Work instructions: Go through the entries one line at a time, and gather every line that has the word "LLaMA".
↓
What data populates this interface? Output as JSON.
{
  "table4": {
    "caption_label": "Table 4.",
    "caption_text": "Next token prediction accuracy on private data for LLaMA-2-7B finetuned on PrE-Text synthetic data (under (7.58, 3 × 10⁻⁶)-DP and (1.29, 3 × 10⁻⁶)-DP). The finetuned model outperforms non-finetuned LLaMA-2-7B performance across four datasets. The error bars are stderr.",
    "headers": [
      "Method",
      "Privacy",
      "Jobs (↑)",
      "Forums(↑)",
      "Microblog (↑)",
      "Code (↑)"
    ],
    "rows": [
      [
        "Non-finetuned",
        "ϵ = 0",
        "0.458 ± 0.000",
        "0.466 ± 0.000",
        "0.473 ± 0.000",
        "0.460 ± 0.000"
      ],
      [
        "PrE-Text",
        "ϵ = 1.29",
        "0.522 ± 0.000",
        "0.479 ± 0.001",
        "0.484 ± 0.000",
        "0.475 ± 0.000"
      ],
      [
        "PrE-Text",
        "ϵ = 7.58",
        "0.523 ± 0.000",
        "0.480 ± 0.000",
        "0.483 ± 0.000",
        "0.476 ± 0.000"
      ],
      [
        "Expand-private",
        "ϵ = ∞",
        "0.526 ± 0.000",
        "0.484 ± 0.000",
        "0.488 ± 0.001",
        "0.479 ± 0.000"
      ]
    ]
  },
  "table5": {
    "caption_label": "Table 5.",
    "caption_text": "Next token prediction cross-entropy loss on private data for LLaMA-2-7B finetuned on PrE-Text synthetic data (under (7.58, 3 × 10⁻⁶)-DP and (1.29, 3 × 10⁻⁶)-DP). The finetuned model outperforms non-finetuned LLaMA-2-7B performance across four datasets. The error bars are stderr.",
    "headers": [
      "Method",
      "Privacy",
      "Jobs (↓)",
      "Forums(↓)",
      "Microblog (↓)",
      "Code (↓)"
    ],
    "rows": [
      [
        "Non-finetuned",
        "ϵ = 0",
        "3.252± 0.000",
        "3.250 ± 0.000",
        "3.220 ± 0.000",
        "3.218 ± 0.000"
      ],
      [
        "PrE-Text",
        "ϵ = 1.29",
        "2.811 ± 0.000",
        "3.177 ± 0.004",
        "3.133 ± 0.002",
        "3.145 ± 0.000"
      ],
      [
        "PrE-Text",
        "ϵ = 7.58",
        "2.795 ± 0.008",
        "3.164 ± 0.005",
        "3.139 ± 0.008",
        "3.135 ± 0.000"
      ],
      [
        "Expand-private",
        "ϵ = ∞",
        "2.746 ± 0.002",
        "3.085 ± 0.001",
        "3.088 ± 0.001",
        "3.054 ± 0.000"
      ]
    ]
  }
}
↑
Solution to the problem:
    "caption_text": "Next token prediction accuracy on private data for LLaMA-2-7B finetuned on PrE-Text synthetic data (under (7.58, 3 × 10⁻⁶)-DP and (1.29, 3 × 10⁻⁶)-DP). The finetuned model outperforms non-finetuned LLaMA-2-7B performance across four datasets. The error bars are stderr.",
    "caption_text": "Next token prediction cross-entropy loss on private data for LLaMA-2-7B finetuned on PrE-Text synthetic data (under (7.58, 3 × 10⁻⁶)-DP and (1.29, 3 × 10⁻⁶)-DP). The finetuned model outperforms non-finetuned LLaMA-2-7B performance across four datasets. The error bars are stderr.",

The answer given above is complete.